== What needs to be done ==
Below are the entries; state how many of their lines contain the string "Output", and nothing more.

(Records from a data source)
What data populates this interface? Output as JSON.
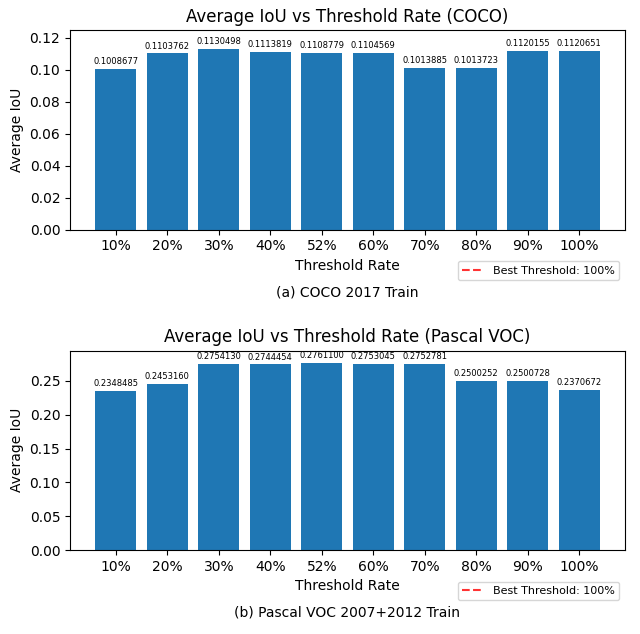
{
  "chart_data": [
    {
      "type": "bar",
      "title": "Average IoU vs Threshold Rate (COCO)",
      "x_label": "Threshold Rate",
      "y_label": "Average IoU",
      "categories": [
        "10%",
        "20%",
        "30%",
        "40%",
        "52%",
        "60%",
        "70%",
        "80%",
        "90%",
        "100%"
      ],
      "values": [
        0.1008677,
        0.1103762,
        0.1130498,
        0.1113819,
        0.1108779,
        0.1104569,
        0.1013885,
        0.1013723,
        0.1120155,
        0.1120651
      ],
      "value_labels": [
        "0.1008677",
        "0.1103762",
        "0.1130498",
        "0.1113819",
        "0.1108779",
        "0.1104569",
        "0.1013885",
        "0.1013723",
        "0.1120155",
        "0.1120651"
      ],
      "data_labels": true,
      "ylim": [
        0,
        0.125
      ],
      "yticks": [
        {
          "value": 0,
          "label": "0.00"
        },
        0.02,
        0.04,
        0.06,
        0.08,
        {
          "value": 0.1,
          "label": "0.10"
        },
        0.12
      ],
      "legend": "lower right",
      "legend_entry": {
        "name": "Best Threshold: 100%",
        "color": "#FF3333",
        "line_style": "dashed"
      },
      "caption": "(a) COCO 2017 Train"
    },
    {
      "type": "bar",
      "title": "Average IoU vs Threshold Rate (Pascal VOC)",
      "x_label": "Threshold Rate",
      "y_label": "Average IoU",
      "categories": [
        "10%",
        "20%",
        "30%",
        "40%",
        "52%",
        "60%",
        "70%",
        "80%",
        "90%",
        "100%"
      ],
      "values": [
        0.2348485,
        0.245316,
        0.275413,
        0.2744454,
        0.27611,
        0.2753045,
        0.2752781,
        0.2500252,
        0.2500728,
        0.2370672
      ],
      "value_labels": [
        "0.2348485",
        "0.2453160",
        "0.2754130",
        "0.2744454",
        "0.2761100",
        "0.2753045",
        "0.2752781",
        "0.2500252",
        "0.2500728",
        "0.2370672"
      ],
      "data_labels": true,
      "ylim": [
        0,
        0.295
      ],
      "yticks": [
        {
          "value": 0,
          "label": "0.00"
        },
        0.05,
        {
          "value": 0.1,
          "label": "0.10"
        },
        0.15,
        {
          "value": 0.2,
          "label": "0.20"
        },
        0.25
      ],
      "legend": "lower right",
      "legend_entry": {
        "name": "Best Threshold: 100%",
        "color": "#FF3333",
        "line_style": "dashed"
      },
      "caption": "(b) Pascal VOC 2007+2012 Train"
    }
  ]
}
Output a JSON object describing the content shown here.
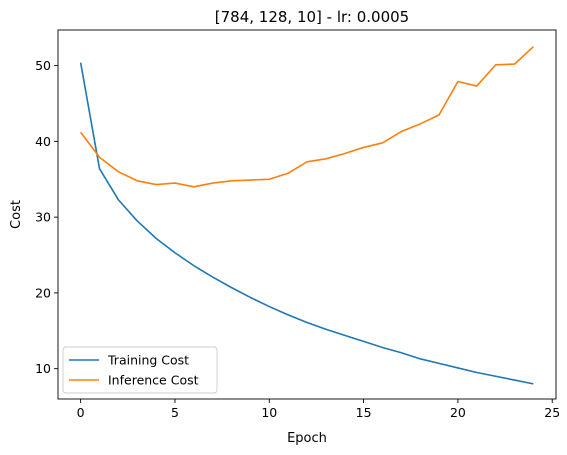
{
  "chart_data": {
    "type": "line",
    "title": "[784, 128, 10] - lr: 0.0005",
    "xlabel": "Epoch",
    "ylabel": "Cost",
    "xlim": [
      -1.2,
      25.2
    ],
    "ylim": [
      6.0,
      54.7
    ],
    "xticks": [
      0,
      5,
      10,
      15,
      20,
      25
    ],
    "yticks": [
      10,
      20,
      30,
      40,
      50
    ],
    "grid": false,
    "legend_position": "lower-left",
    "x": [
      0,
      1,
      2,
      3,
      4,
      5,
      6,
      7,
      8,
      9,
      10,
      11,
      12,
      13,
      14,
      15,
      16,
      17,
      18,
      19,
      20,
      21,
      22,
      23,
      24
    ],
    "series": [
      {
        "name": "Training Cost",
        "color": "#1f77b4",
        "values": [
          50.4,
          36.4,
          32.3,
          29.5,
          27.2,
          25.3,
          23.6,
          22.1,
          20.7,
          19.4,
          18.2,
          17.1,
          16.1,
          15.2,
          14.4,
          13.6,
          12.8,
          12.1,
          11.3,
          10.7,
          10.1,
          9.5,
          9.0,
          8.5,
          8.0
        ]
      },
      {
        "name": "Inference Cost",
        "color": "#ff7f0e",
        "values": [
          41.2,
          37.9,
          36.0,
          34.8,
          34.3,
          34.5,
          34.0,
          34.5,
          34.8,
          34.9,
          35.0,
          35.8,
          37.3,
          37.7,
          38.4,
          39.2,
          39.8,
          41.3,
          42.3,
          43.5,
          47.9,
          47.3,
          50.1,
          50.2,
          52.5
        ]
      }
    ]
  }
}
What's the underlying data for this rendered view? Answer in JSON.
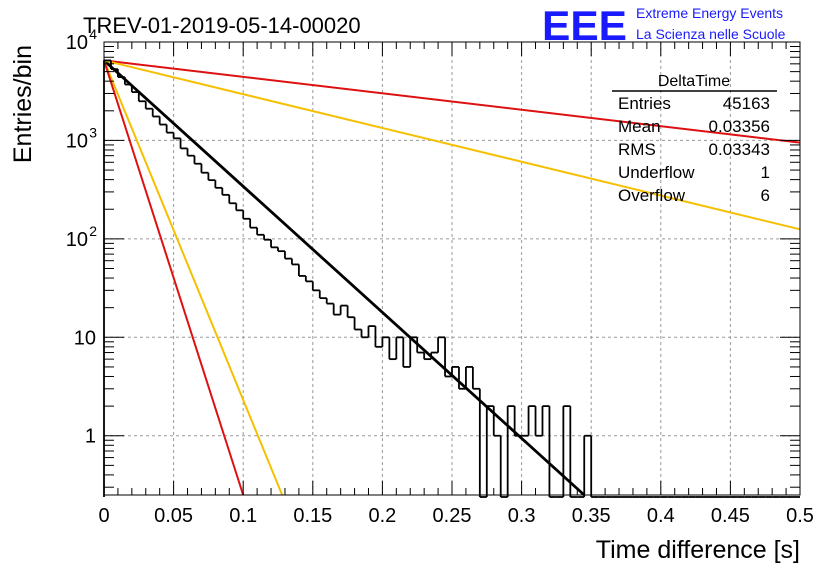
{
  "chart_data": {
    "type": "histogram",
    "title": "TREV-01-2019-05-14-00020",
    "xlabel": "Time difference [s]",
    "ylabel": "Entries/bin",
    "xlim": [
      0,
      0.5
    ],
    "ylim": [
      0.25,
      10000
    ],
    "yscale": "log",
    "grid": true,
    "xticks": [
      "0",
      "0.05",
      "0.1",
      "0.15",
      "0.2",
      "0.25",
      "0.3",
      "0.35",
      "0.4",
      "0.45",
      "0.5"
    ],
    "yticks": [
      {
        "value": 1,
        "base": "1",
        "exp": ""
      },
      {
        "value": 10,
        "base": "10",
        "exp": ""
      },
      {
        "value": 100,
        "base": "10",
        "exp": "2"
      },
      {
        "value": 1000,
        "base": "10",
        "exp": "3"
      },
      {
        "value": 10000,
        "base": "10",
        "exp": "4"
      }
    ],
    "histogram": {
      "bin_width": 0.005,
      "x_start": 0,
      "counts": [
        6500,
        5300,
        4400,
        3700,
        3100,
        2500,
        2100,
        1750,
        1450,
        1200,
        1050,
        830,
        700,
        580,
        470,
        395,
        330,
        280,
        230,
        195,
        160,
        130,
        110,
        98,
        82,
        75,
        63,
        55,
        42,
        37,
        30,
        25,
        22,
        17,
        21,
        16,
        12,
        10,
        13,
        8,
        10,
        6,
        10,
        5,
        10,
        7,
        6,
        7,
        10,
        4,
        5,
        3,
        5,
        3,
        0.1,
        2,
        1,
        0.1,
        2,
        1,
        1,
        2,
        1,
        2,
        0.1,
        0.1,
        2,
        0.1,
        0.1,
        1,
        0.1,
        0.1,
        0.1,
        0.1,
        0.1,
        0.1,
        0.1,
        0.1,
        0.1,
        0.1,
        0.1,
        0.1,
        0.1,
        0.1,
        0.1,
        0.1,
        0.1,
        0.1,
        0.1,
        0.1,
        0.1,
        0.1,
        0.1,
        0.1,
        0.1,
        0.1,
        0.1,
        0.1,
        0.1,
        0.1
      ]
    },
    "lines": [
      {
        "color": "#000000",
        "x": [
          0,
          0.345
        ],
        "y": [
          6500,
          0.25
        ]
      },
      {
        "color": "#dd1111",
        "x": [
          0,
          0.5
        ],
        "y": [
          6500,
          950
        ]
      },
      {
        "color": "#f5c000",
        "x": [
          0,
          0.5
        ],
        "y": [
          6500,
          125
        ]
      },
      {
        "color": "#f5c000",
        "x": [
          0,
          0.128
        ],
        "y": [
          6500,
          0.25
        ]
      },
      {
        "color": "#dd1111",
        "x": [
          0,
          0.1
        ],
        "y": [
          6500,
          0.25
        ]
      }
    ]
  },
  "stats": {
    "title": "DeltaTime",
    "rows": [
      {
        "label": "Entries",
        "value": "45163"
      },
      {
        "label": "Mean",
        "value": "0.03356"
      },
      {
        "label": "RMS",
        "value": "0.03343"
      },
      {
        "label": "Underflow",
        "value": "1"
      },
      {
        "label": "Overflow",
        "value": "6"
      }
    ]
  },
  "logo": {
    "mark": "EEE",
    "line1": "Extreme Energy Events",
    "line2": "La Scienza nelle Scuole",
    "color": "#1a1aff"
  }
}
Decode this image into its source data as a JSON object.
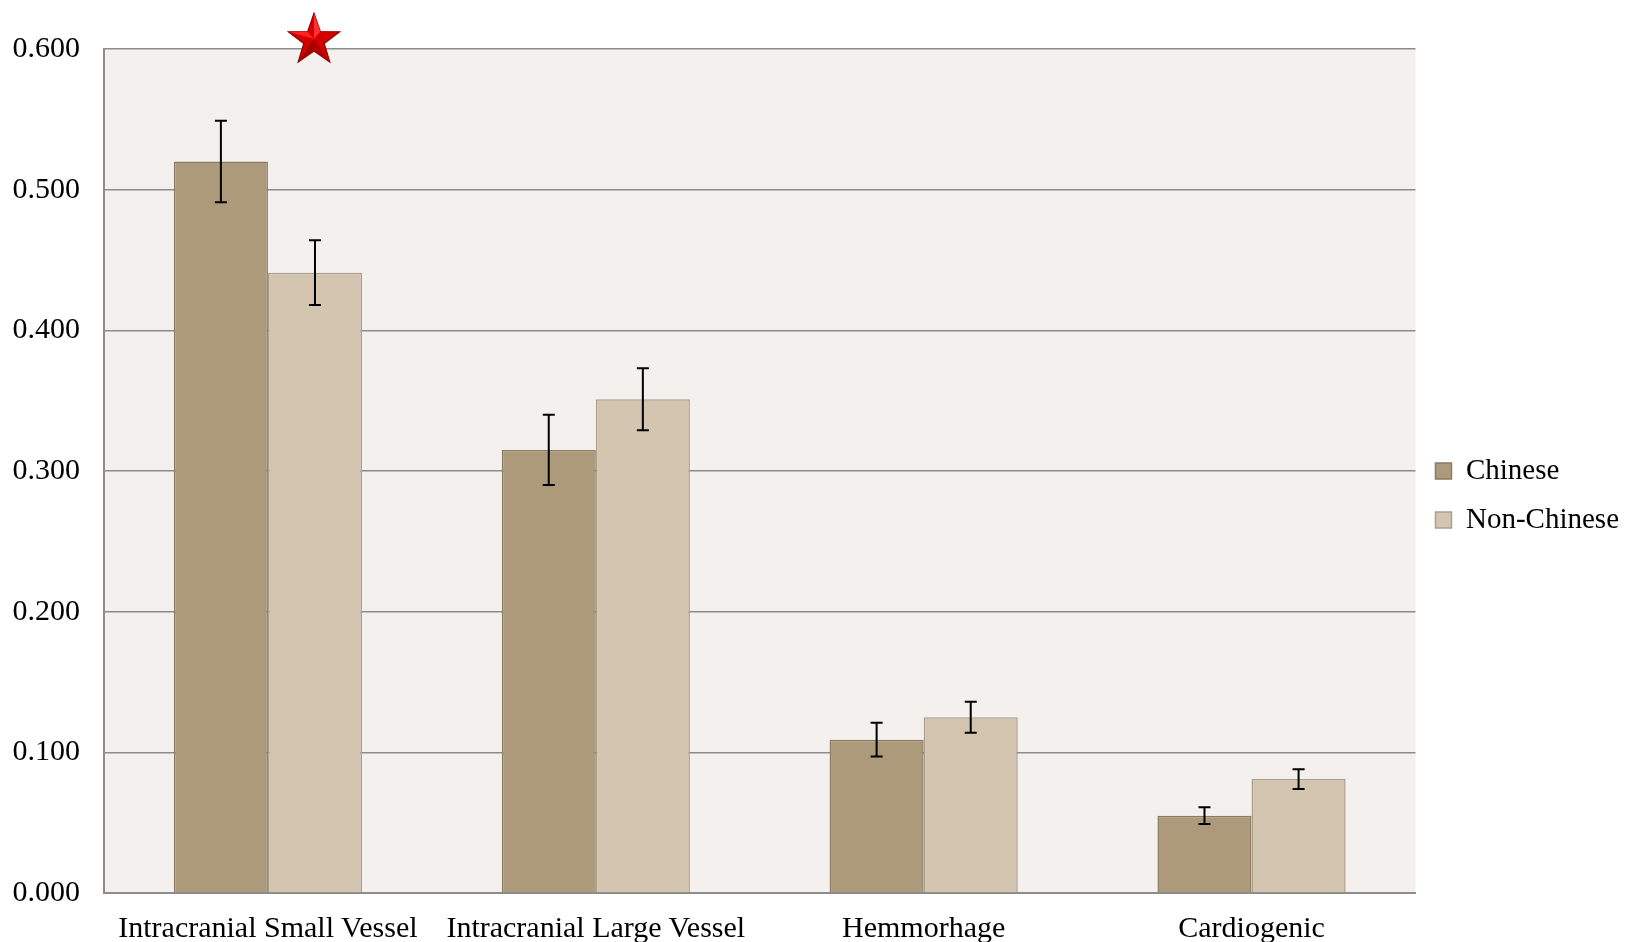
{
  "chart_data": {
    "type": "bar",
    "categories": [
      "Intracranial Small Vessel",
      "Intracranial Large Vessel",
      "Hemmorhage",
      "Cardiogenic"
    ],
    "series": [
      {
        "name": "Chinese",
        "color": "#ac9a7b",
        "values": [
          0.52,
          0.315,
          0.109,
          0.055
        ],
        "errors": [
          0.029,
          0.025,
          0.012,
          0.006
        ]
      },
      {
        "name": "Non-Chinese",
        "color": "#d4c5b1",
        "values": [
          0.441,
          0.351,
          0.125,
          0.081
        ],
        "errors": [
          0.023,
          0.022,
          0.011,
          0.007
        ]
      }
    ],
    "ylim": [
      0,
      0.6
    ],
    "yticks": [
      {
        "value": 0,
        "label": "0.000"
      },
      {
        "value": 0.1,
        "label": "0.100"
      },
      {
        "value": 0.2,
        "label": "0.200"
      },
      {
        "value": 0.3,
        "label": "0.300"
      },
      {
        "value": 0.4,
        "label": "0.400"
      },
      {
        "value": 0.5,
        "label": "0.500"
      },
      {
        "value": 0.6,
        "label": "0.600"
      }
    ],
    "grid": "y",
    "legend": "right"
  }
}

== Solution to the problem ==
2